TASK GOAL »
Write out every entry word for word.

DATASET ROWS »
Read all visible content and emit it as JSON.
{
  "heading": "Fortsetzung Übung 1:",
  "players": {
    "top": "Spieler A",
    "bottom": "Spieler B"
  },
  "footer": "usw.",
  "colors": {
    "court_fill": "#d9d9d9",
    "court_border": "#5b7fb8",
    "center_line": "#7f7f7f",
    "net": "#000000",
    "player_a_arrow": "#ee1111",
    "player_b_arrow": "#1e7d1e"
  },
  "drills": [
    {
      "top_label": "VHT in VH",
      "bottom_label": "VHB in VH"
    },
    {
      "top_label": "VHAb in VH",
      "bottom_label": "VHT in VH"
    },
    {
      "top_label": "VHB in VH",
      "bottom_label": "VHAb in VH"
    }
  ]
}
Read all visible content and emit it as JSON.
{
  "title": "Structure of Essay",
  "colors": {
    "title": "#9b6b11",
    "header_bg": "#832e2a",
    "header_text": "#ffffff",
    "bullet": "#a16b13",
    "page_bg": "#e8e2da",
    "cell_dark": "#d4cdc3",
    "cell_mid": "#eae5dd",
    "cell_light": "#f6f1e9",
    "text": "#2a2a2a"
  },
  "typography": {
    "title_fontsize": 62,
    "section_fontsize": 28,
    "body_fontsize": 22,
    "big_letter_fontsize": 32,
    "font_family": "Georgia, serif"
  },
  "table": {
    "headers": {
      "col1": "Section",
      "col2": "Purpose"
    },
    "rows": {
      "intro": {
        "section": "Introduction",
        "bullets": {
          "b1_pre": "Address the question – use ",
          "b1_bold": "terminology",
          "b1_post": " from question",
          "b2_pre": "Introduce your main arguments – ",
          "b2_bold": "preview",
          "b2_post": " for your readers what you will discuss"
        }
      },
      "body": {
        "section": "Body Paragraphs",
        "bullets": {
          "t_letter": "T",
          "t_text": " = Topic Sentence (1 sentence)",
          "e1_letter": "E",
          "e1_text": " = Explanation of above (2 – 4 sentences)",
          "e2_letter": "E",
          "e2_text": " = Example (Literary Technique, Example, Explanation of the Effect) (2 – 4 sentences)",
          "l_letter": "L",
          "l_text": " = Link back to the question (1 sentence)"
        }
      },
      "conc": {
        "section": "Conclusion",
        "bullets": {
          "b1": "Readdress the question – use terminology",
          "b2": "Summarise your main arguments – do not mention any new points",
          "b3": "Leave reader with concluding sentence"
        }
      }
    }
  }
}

IN RESPONSE »
Read all visible content and emit it as JSON.
{
  "heading": "Fortsetzung Übung 1:",
  "players": {
    "top": "Spieler A",
    "bottom": "Spieler B"
  },
  "footer": "usw.",
  "colors": {
    "court_fill": "#d9d9d9",
    "court_border": "#5b7fb8",
    "center_line": "#7f7f7f",
    "net": "#000000",
    "player_a_arrow": "#ee1111",
    "player_b_arrow": "#1e7d1e"
  },
  "drills": [
    {
      "top_label": "VHT in VH",
      "bottom_label": "VHB in VH"
    },
    {
      "top_label": "VHAb in VH",
      "bottom_label": "VHT in VH"
    },
    {
      "top_label": "VHB in VH",
      "bottom_label": "VHAb in VH"
    }
  ]
}
Read all visible content and emit it as JSON.
{
  "title": "Structure of Essay",
  "colors": {
    "title": "#9b6b11",
    "header_bg": "#832e2a",
    "header_text": "#ffffff",
    "bullet": "#a16b13",
    "page_bg": "#e8e2da",
    "cell_dark": "#d4cdc3",
    "cell_mid": "#eae5dd",
    "cell_light": "#f6f1e9",
    "text": "#2a2a2a"
  },
  "typography": {
    "title_fontsize": 62,
    "section_fontsize": 28,
    "body_fontsize": 22,
    "big_letter_fontsize": 32,
    "font_family": "Georgia, serif"
  },
  "table": {
    "headers": {
      "col1": "Section",
      "col2": "Purpose"
    },
    "rows": {
      "intro": {
        "section": "Introduction",
        "bullets": {
          "b1_pre": "Address the question – use ",
          "b1_bold": "terminology",
          "b1_post": " from question",
          "b2_pre": "Introduce your main arguments – ",
          "b2_bold": "preview",
          "b2_post": " for your readers what you will discuss"
        }
      },
      "body": {
        "section": "Body Paragraphs",
        "bullets": {
          "t_letter": "T",
          "t_text": " = Topic Sentence (1 sentence)",
          "e1_letter": "E",
          "e1_text": " = Explanation of above (2 – 4 sentences)",
          "e2_letter": "E",
          "e2_text": " = Example (Literary Technique, Example, Explanation of the Effect) (2 – 4 sentences)",
          "l_letter": "L",
          "l_text": " = Link back to the question (1 sentence)"
        }
      },
      "conc": {
        "section": "Conclusion",
        "bullets": {
          "b1": "Readdress the question – use terminology",
          "b2": "Summarise your main arguments – do not mention any new points",
          "b3": "Leave reader with concluding sentence"
        }
      }
    }
  }
}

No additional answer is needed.